INSTRUCTIONS TO FOLLOW: Skip the images and copy each record exactly as written.
━━━━━━━━━━━━━━━━
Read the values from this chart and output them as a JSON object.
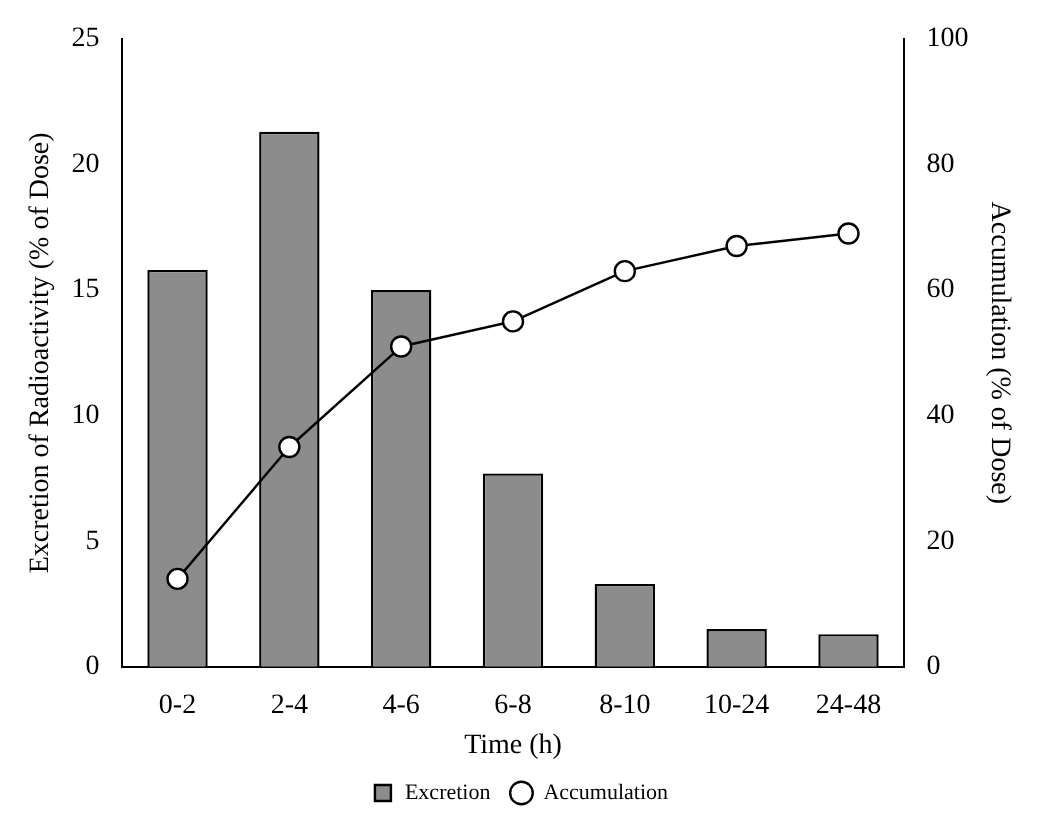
{
  "chart_data": {
    "type": "bar",
    "xlabel": "Time (h)",
    "ylabel": "Excretion of Radioactivity (% of Dose)",
    "y2label": "Accumulation (% of Dose)",
    "categories": [
      "0-2",
      "2-4",
      "4-6",
      "6-8",
      "8-10",
      "10-24",
      "24-48"
    ],
    "series": [
      {
        "name": "Excretion",
        "color": "#8c8c8c",
        "values": [
          15.8,
          21.3,
          15.0,
          7.7,
          3.3,
          1.5,
          1.3
        ]
      },
      {
        "name": "Accumulation",
        "type": "line",
        "axis": "y2",
        "color": "#000000",
        "marker": "circle",
        "values": [
          14,
          35,
          51,
          55,
          63,
          67,
          69
        ]
      }
    ],
    "ylim": [
      0,
      25
    ],
    "yticks": [
      0,
      5,
      10,
      15,
      20,
      25
    ],
    "y2lim": [
      0,
      100
    ],
    "y2ticks": [
      0,
      20,
      40,
      60,
      80,
      100
    ],
    "grid": false,
    "legend": "bottom"
  }
}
━━━━━━━━━━━━━━━━
FINAL ANSWER:
Read the values from this chart and output them as a JSON object.
{
  "chart_data": {
    "type": "bar",
    "xlabel": "Time (h)",
    "ylabel": "Excretion of Radioactivity (% of Dose)",
    "y2label": "Accumulation (% of Dose)",
    "categories": [
      "0-2",
      "2-4",
      "4-6",
      "6-8",
      "8-10",
      "10-24",
      "24-48"
    ],
    "series": [
      {
        "name": "Excretion",
        "color": "#8c8c8c",
        "values": [
          15.8,
          21.3,
          15.0,
          7.7,
          3.3,
          1.5,
          1.3
        ]
      },
      {
        "name": "Accumulation",
        "type": "line",
        "axis": "y2",
        "color": "#000000",
        "marker": "circle",
        "values": [
          14,
          35,
          51,
          55,
          63,
          67,
          69
        ]
      }
    ],
    "ylim": [
      0,
      25
    ],
    "yticks": [
      0,
      5,
      10,
      15,
      20,
      25
    ],
    "y2lim": [
      0,
      100
    ],
    "y2ticks": [
      0,
      20,
      40,
      60,
      80,
      100
    ],
    "grid": false,
    "legend": "bottom"
  }
}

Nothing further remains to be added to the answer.